CHALLENGE: Extract each line holding the word "name" from the entries.
· · · · ·
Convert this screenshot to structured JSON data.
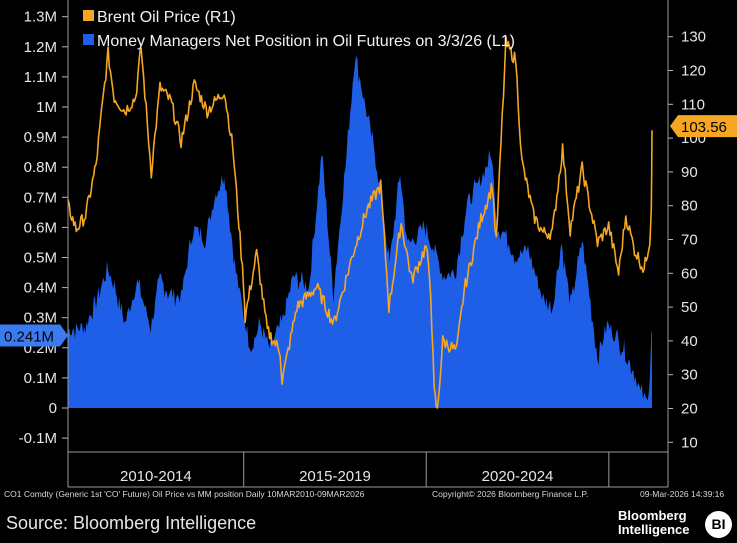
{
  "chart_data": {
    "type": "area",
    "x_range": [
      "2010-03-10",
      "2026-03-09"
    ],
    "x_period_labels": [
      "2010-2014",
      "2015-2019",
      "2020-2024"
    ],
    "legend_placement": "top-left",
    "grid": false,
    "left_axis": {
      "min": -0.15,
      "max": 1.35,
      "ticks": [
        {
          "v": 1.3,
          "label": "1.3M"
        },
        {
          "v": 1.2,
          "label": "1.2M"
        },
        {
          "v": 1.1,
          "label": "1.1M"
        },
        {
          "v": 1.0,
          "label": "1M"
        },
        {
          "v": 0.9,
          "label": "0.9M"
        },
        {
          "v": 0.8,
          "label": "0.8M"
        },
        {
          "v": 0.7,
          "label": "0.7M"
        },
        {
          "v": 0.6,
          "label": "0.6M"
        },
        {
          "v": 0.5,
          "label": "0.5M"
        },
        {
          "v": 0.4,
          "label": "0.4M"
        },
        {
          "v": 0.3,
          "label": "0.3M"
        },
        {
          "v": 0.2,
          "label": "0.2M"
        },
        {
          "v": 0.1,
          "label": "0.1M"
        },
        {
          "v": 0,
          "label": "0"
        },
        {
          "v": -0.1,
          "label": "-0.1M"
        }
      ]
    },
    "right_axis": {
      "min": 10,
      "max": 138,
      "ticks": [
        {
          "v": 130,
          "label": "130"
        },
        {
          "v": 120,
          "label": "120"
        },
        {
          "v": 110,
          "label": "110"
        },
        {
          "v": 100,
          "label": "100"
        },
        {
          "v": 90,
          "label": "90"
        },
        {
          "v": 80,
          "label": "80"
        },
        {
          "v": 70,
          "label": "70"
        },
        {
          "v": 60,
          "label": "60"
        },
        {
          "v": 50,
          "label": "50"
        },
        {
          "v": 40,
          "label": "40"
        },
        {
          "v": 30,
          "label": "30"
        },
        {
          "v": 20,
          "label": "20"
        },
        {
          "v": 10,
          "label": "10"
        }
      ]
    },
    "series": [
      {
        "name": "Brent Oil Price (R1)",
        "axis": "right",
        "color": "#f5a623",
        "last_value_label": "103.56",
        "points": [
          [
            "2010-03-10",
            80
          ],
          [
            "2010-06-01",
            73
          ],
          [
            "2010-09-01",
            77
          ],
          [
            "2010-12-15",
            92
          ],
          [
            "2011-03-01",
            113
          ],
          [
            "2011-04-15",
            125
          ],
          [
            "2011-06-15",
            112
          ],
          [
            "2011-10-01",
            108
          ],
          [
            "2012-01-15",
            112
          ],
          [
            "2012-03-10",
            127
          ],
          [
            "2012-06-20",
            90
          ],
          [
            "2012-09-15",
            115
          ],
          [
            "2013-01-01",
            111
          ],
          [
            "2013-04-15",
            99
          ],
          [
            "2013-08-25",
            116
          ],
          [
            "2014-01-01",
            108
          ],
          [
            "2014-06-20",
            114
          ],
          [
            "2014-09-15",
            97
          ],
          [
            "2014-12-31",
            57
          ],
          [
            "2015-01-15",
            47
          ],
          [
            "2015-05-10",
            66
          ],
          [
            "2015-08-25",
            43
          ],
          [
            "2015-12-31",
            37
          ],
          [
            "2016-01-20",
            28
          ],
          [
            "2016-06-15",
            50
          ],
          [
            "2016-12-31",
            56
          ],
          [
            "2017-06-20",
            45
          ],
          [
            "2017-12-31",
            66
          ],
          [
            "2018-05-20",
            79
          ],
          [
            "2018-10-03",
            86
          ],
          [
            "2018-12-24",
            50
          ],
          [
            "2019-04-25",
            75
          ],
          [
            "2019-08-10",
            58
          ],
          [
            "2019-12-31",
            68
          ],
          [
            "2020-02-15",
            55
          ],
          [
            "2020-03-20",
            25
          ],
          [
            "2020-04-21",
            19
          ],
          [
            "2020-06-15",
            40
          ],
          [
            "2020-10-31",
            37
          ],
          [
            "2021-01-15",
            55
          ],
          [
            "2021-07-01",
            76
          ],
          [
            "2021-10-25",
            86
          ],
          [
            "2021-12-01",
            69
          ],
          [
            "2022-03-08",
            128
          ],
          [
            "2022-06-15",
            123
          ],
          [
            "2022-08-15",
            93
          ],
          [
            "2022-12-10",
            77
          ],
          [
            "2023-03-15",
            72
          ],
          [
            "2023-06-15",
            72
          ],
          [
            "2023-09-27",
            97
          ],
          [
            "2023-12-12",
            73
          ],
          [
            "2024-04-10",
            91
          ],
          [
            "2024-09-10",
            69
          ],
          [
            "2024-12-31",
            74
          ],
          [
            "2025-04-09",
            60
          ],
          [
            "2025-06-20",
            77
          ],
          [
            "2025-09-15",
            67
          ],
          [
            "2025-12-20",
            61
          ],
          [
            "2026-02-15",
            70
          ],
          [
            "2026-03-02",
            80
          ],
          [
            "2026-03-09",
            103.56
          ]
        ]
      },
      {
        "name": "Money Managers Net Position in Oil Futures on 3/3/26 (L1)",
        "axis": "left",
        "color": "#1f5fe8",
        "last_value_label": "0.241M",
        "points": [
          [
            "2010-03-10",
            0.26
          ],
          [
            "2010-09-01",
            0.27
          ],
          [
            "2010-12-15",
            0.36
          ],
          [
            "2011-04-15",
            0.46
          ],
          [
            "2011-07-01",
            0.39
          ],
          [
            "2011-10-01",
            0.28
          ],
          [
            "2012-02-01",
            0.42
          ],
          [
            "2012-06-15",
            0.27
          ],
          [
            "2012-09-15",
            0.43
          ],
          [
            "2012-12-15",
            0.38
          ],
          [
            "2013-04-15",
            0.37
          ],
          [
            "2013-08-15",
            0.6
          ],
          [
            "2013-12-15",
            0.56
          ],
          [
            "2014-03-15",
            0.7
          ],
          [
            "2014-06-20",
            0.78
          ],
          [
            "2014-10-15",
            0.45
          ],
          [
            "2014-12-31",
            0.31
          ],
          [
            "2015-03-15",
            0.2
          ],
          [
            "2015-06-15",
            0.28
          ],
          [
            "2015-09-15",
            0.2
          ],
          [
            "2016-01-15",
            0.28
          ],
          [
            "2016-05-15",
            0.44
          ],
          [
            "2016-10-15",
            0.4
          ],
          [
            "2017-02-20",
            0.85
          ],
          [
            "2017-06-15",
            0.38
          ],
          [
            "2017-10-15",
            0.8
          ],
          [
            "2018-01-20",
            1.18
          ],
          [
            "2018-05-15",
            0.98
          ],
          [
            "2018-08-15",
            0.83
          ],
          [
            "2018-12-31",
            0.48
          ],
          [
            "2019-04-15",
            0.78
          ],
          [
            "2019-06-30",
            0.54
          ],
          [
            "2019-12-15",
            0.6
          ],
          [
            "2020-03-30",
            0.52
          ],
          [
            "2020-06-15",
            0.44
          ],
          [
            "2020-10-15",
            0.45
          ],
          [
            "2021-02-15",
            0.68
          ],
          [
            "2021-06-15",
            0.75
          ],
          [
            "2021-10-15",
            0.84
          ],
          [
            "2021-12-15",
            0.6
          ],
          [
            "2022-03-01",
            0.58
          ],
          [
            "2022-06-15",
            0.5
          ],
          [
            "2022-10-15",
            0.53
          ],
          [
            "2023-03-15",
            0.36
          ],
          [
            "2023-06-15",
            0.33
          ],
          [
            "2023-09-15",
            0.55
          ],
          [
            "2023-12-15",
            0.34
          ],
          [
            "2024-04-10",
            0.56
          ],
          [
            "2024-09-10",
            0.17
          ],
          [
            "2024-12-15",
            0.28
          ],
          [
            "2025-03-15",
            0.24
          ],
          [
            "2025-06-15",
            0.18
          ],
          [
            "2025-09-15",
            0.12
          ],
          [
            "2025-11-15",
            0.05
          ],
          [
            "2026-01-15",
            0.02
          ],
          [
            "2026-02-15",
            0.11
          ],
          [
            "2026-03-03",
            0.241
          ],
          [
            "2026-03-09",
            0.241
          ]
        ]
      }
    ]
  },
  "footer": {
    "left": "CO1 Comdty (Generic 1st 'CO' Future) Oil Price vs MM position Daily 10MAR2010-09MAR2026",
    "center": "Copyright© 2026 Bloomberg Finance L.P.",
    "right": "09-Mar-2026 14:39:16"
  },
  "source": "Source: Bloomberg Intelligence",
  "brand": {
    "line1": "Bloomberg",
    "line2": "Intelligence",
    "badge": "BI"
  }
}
· · · · ·
SOLVED EXERCISE:
        "name": "Brent Oil Price (R1)",
        "name": "Money Managers Net Position in Oil Futures on 3/3/26 (L1)",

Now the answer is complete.